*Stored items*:
▬▬▬
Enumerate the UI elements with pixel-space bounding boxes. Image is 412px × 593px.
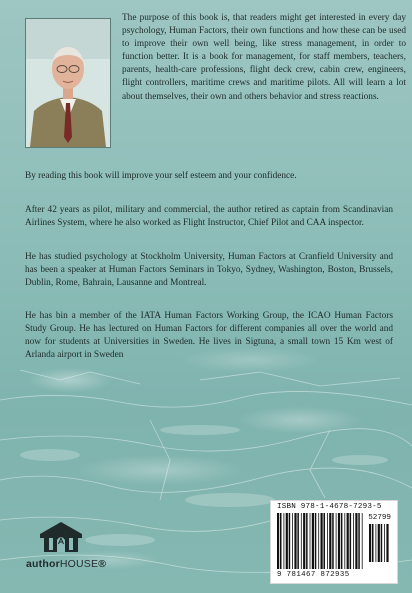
barcode-bar <box>332 513 334 569</box>
barcode-bar <box>344 513 345 569</box>
barcode-bar <box>378 524 380 562</box>
barcode-bar <box>362 513 363 569</box>
publisher-logo <box>26 520 116 570</box>
intro-text: The purpose of this book is, that readers might get interested in every day psychology, Human Factors, their own functions and how these can be used to improve their own well being, like stress management, in order to function better. It is a book for management, for staff members, teachers, parents, health-care professions, flight deck crew, cabin crew, engineers, flight controllers, maritime crews and maritime pilots. All will learn a lot about themselves, their own and others behavior and stress reactions. <box>122 13 406 102</box>
isbn-label: ISBN 978-1-4678-7293-5 <box>277 503 382 511</box>
barcode-bar <box>312 513 314 569</box>
barcode-bar <box>310 513 311 569</box>
barcode-bar <box>280 513 282 569</box>
barcode-bar <box>358 513 360 569</box>
barcode-bar <box>277 513 279 569</box>
paragraph-studies: He has studied psychology at Stockholm University, Human Factors at Cranfield University and has been a speaker at Human Factors Seminars in Tokyo, Sydney, Washington, Boston, Brussels, Dublin, Rome, Bahrain, Lausanne and Montreal. <box>25 252 393 289</box>
barcode-bar <box>294 513 296 569</box>
ean-bars <box>277 513 365 571</box>
barcode-bar <box>321 513 323 569</box>
barcode-bar <box>303 513 305 569</box>
barcode-bar <box>284 513 285 569</box>
barcode-bar <box>297 513 299 569</box>
paragraph-memberships: He has bin a member of the IATA Human Factors Working Group, the ICAO Human Factors Study Group. He has lectured on Human Factors for different companies all over the world and now for students at Universities in Sweden. He lives in Sigtuna, a small town 15 Km west of Arlanda airport in Sweden <box>25 311 393 361</box>
barcode-bar <box>386 524 388 562</box>
barcode-bar <box>355 513 357 569</box>
barcode-bar <box>347 513 349 569</box>
barcode-bar <box>327 513 328 569</box>
barcode-bar <box>384 524 385 562</box>
addon-bars <box>369 524 391 564</box>
barcode-bar <box>315 513 317 569</box>
isbn-barcode <box>270 500 398 584</box>
ean-digits: 9 781467 872935 <box>277 571 350 579</box>
barcode-bar <box>381 524 383 562</box>
price-code: 52799 <box>368 514 391 522</box>
barcode-bar <box>369 524 371 562</box>
author-photo <box>25 18 111 148</box>
authorhouse-logo-icon <box>38 520 84 554</box>
barcode-bar <box>286 513 288 569</box>
paragraph-self-esteem: By reading this book will improve your self esteem and your confidence. <box>25 171 297 181</box>
barcode-bar <box>338 513 340 569</box>
barcode-bar <box>329 513 331 569</box>
barcode-bar <box>341 513 343 569</box>
barcode-bar <box>336 513 337 569</box>
barcode-bar <box>376 524 377 562</box>
barcode-bar <box>372 524 374 562</box>
publisher-name: authorHOUSE® <box>26 558 107 570</box>
barcode-bar <box>350 513 352 569</box>
paragraph-career: After 42 years as pilot, military and commercial, the author retired as captain from Scandinavian Airlines System, where he also worked as Flight Instructor, Chief Pilot and CAA inspector. <box>25 205 393 229</box>
barcode-bar <box>289 513 291 569</box>
barcode-bar <box>306 513 308 569</box>
barcode-bar <box>318 513 319 569</box>
barcode-bar <box>301 513 302 569</box>
barcode-bar <box>324 513 326 569</box>
barcode-bar <box>353 513 354 569</box>
barcode-bar <box>292 513 293 569</box>
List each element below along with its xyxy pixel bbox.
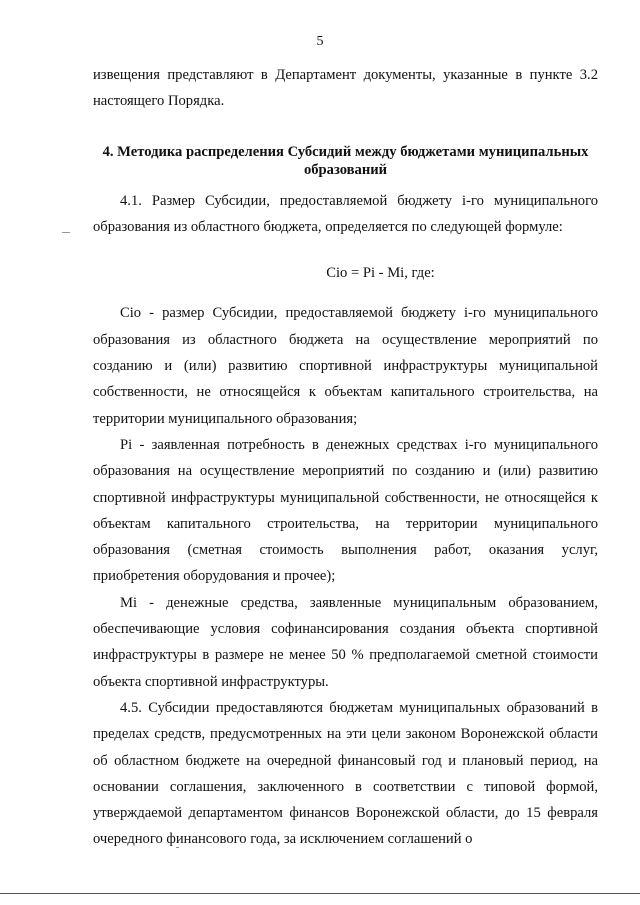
▬▬▬
*TASK OBJECTIVE*:
Reproduce every line of the records above verbatim, leaving out the pictures.

*THE RESPONSE*:
Enumerate the UI elements with pixel-space bounding boxes. Image is 412px × 593px.
barcode-bar <box>332 513 334 569</box>
barcode-bar <box>344 513 345 569</box>
barcode-bar <box>378 524 380 562</box>
barcode-bar <box>362 513 363 569</box>
publisher-logo <box>26 520 116 570</box>
intro-text: The purpose of this book is, that readers might get interested in every day psychology, Human Factors, their own functions and how these can be used to improve their own well being, like stress management, in order to function better. It is a book for management, for staff members, teachers, parents, health-care professions, flight deck crew, cabin crew, engineers, flight controllers, maritime crews and maritime pilots. All will learn a lot about themselves, their own and others behavior and stress reactions. <box>122 13 406 102</box>
isbn-label: ISBN 978-1-4678-7293-5 <box>277 503 382 511</box>
barcode-bar <box>312 513 314 569</box>
barcode-bar <box>310 513 311 569</box>
barcode-bar <box>280 513 282 569</box>
barcode-bar <box>358 513 360 569</box>
barcode-bar <box>277 513 279 569</box>
paragraph-studies: He has studied psychology at Stockholm University, Human Factors at Cranfield University and has been a speaker at Human Factors Seminars in Tokyo, Sydney, Washington, Boston, Brussels, Dublin, Rome, Bahrain, Lausanne and Montreal. <box>25 252 393 289</box>
barcode-bar <box>294 513 296 569</box>
ean-bars <box>277 513 365 571</box>
barcode-bar <box>321 513 323 569</box>
barcode-bar <box>303 513 305 569</box>
barcode-bar <box>284 513 285 569</box>
barcode-bar <box>297 513 299 569</box>
paragraph-memberships: He has bin a member of the IATA Human Factors Working Group, the ICAO Human Factors Study Group. He has lectured on Human Factors for different companies all over the world and now for students at Universities in Sweden. He lives in Sigtuna, a small town 15 Km west of Arlanda airport in Sweden <box>25 311 393 361</box>
barcode-bar <box>386 524 388 562</box>
barcode-bar <box>355 513 357 569</box>
barcode-bar <box>347 513 349 569</box>
barcode-bar <box>327 513 328 569</box>
barcode-bar <box>384 524 385 562</box>
addon-bars <box>369 524 391 564</box>
barcode-bar <box>315 513 317 569</box>
isbn-barcode <box>270 500 398 584</box>
ean-digits: 9 781467 872935 <box>277 571 350 579</box>
barcode-bar <box>381 524 383 562</box>
price-code: 52799 <box>368 514 391 522</box>
barcode-bar <box>369 524 371 562</box>
author-photo <box>25 18 111 148</box>
authorhouse-logo-icon <box>38 520 84 554</box>
barcode-bar <box>286 513 288 569</box>
paragraph-self-esteem: By reading this book will improve your self esteem and your confidence. <box>25 171 297 181</box>
barcode-bar <box>338 513 340 569</box>
barcode-bar <box>329 513 331 569</box>
barcode-bar <box>341 513 343 569</box>
barcode-bar <box>336 513 337 569</box>
barcode-bar <box>376 524 377 562</box>
barcode-bar <box>372 524 374 562</box>
publisher-name: authorHOUSE® <box>26 558 107 570</box>
barcode-bar <box>350 513 352 569</box>
paragraph-career: After 42 years as pilot, military and commercial, the author retired as captain from Scandinavian Airlines System, where he also worked as Flight Instructor, Chief Pilot and CAA inspector. <box>25 205 393 229</box>
barcode-bar <box>289 513 291 569</box>
barcode-bar <box>306 513 308 569</box>
barcode-bar <box>318 513 319 569</box>
barcode-bar <box>301 513 302 569</box>
barcode-bar <box>324 513 326 569</box>
barcode-bar <box>353 513 354 569</box>
barcode-bar <box>292 513 293 569</box>
List each element below along with its xyxy pixel bbox.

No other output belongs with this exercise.